[Dataset rows]
┄┄┄┄┄┄

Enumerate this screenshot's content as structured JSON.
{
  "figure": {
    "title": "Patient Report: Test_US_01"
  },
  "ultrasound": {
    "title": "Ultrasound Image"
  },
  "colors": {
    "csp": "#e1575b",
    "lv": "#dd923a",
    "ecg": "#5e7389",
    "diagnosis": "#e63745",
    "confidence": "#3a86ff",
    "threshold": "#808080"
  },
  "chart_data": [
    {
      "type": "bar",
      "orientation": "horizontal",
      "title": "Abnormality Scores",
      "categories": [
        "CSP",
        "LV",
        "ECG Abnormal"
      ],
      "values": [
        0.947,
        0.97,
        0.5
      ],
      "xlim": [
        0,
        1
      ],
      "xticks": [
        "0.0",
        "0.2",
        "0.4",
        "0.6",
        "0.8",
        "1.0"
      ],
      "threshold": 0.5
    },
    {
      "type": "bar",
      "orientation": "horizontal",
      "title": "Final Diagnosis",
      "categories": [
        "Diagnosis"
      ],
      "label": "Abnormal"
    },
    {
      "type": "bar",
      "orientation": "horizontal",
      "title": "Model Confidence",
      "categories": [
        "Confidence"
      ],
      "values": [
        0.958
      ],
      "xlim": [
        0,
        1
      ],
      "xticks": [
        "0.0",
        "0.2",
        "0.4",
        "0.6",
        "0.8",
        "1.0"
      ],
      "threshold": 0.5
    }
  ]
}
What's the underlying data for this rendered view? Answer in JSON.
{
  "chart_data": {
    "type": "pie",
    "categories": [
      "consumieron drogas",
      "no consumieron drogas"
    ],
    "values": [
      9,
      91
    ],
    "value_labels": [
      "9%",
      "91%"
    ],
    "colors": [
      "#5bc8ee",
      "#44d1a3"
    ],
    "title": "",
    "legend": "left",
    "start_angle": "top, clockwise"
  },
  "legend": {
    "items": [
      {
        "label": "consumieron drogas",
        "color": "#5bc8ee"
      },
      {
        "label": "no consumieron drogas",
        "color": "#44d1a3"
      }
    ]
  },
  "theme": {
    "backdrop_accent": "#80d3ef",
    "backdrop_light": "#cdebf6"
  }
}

┄┄┄┄┄┄

Copy each entry exactly, with nothing added or dropped.

Enumerate this screenshot's content as structured JSON.
{
  "figure": {
    "title": "Patient Report: Test_US_01"
  },
  "ultrasound": {
    "title": "Ultrasound Image"
  },
  "colors": {
    "csp": "#e1575b",
    "lv": "#dd923a",
    "ecg": "#5e7389",
    "diagnosis": "#e63745",
    "confidence": "#3a86ff",
    "threshold": "#808080"
  },
  "chart_data": [
    {
      "type": "bar",
      "orientation": "horizontal",
      "title": "Abnormality Scores",
      "categories": [
        "CSP",
        "LV",
        "ECG Abnormal"
      ],
      "values": [
        0.947,
        0.97,
        0.5
      ],
      "xlim": [
        0,
        1
      ],
      "xticks": [
        "0.0",
        "0.2",
        "0.4",
        "0.6",
        "0.8",
        "1.0"
      ],
      "threshold": 0.5
    },
    {
      "type": "bar",
      "orientation": "horizontal",
      "title": "Final Diagnosis",
      "categories": [
        "Diagnosis"
      ],
      "label": "Abnormal"
    },
    {
      "type": "bar",
      "orientation": "horizontal",
      "title": "Model Confidence",
      "categories": [
        "Confidence"
      ],
      "values": [
        0.958
      ],
      "xlim": [
        0,
        1
      ],
      "xticks": [
        "0.0",
        "0.2",
        "0.4",
        "0.6",
        "0.8",
        "1.0"
      ],
      "threshold": 0.5
    }
  ]
}
What's the underlying data for this rendered view? Answer in JSON.
{
  "chart_data": {
    "type": "pie",
    "categories": [
      "consumieron drogas",
      "no consumieron drogas"
    ],
    "values": [
      9,
      91
    ],
    "value_labels": [
      "9%",
      "91%"
    ],
    "colors": [
      "#5bc8ee",
      "#44d1a3"
    ],
    "title": "",
    "legend": "left",
    "start_angle": "top, clockwise"
  },
  "legend": {
    "items": [
      {
        "label": "consumieron drogas",
        "color": "#5bc8ee"
      },
      {
        "label": "no consumieron drogas",
        "color": "#44d1a3"
      }
    ]
  },
  "theme": {
    "backdrop_accent": "#80d3ef",
    "backdrop_light": "#cdebf6"
  }
}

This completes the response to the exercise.